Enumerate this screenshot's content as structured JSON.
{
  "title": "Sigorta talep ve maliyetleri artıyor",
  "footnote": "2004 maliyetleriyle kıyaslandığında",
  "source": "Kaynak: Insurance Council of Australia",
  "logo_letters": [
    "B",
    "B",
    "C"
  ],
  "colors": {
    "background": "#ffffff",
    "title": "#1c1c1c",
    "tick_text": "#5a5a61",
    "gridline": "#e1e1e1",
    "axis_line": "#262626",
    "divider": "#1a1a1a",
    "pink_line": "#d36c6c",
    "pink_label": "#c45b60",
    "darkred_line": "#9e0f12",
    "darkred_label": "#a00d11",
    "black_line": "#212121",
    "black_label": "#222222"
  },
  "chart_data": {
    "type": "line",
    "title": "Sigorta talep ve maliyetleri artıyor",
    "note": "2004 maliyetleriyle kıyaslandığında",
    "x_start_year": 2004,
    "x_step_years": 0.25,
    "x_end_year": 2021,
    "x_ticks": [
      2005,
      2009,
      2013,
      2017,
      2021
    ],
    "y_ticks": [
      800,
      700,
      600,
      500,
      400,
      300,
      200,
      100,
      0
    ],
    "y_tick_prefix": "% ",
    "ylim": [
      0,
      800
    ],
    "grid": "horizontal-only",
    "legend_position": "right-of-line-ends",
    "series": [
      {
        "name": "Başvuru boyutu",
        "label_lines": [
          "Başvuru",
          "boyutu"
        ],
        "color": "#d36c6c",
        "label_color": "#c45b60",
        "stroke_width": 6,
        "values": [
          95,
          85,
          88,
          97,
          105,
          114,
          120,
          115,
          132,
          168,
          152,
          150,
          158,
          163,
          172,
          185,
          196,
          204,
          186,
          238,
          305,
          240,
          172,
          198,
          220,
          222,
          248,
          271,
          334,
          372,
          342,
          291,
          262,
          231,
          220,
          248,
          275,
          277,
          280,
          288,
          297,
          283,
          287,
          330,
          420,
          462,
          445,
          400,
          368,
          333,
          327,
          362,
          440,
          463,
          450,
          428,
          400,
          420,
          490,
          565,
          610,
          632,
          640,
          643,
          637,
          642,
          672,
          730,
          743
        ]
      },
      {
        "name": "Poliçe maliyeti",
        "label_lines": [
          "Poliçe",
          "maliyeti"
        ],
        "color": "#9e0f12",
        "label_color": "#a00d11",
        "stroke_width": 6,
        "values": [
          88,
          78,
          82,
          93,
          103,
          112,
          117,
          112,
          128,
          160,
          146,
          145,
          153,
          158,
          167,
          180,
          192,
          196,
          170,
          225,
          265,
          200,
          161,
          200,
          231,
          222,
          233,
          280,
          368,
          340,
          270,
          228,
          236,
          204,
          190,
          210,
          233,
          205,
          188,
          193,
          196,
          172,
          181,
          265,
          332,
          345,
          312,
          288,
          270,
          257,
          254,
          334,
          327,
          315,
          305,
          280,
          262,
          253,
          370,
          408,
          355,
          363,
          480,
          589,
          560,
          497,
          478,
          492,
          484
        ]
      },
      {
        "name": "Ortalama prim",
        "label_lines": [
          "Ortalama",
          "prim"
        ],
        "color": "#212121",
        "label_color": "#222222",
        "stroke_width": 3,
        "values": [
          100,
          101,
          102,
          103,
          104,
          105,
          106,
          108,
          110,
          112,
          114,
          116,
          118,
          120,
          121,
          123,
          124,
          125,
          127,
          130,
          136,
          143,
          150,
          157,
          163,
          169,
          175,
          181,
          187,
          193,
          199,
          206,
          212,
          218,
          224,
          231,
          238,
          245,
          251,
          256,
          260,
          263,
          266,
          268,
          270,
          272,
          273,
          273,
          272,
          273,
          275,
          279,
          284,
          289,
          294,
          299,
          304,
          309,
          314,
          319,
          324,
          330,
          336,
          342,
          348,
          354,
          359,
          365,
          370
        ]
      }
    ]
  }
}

WORK INSTRUCTIONS:
Find every line in the records above that contains the word "title", and copy each one.

REPLY TO THE TASK:
  "title": "Sigorta talep ve maliyetleri artıyor",
    "title": "#1c1c1c",
    "title": "Sigorta talep ve maliyetleri artıyor",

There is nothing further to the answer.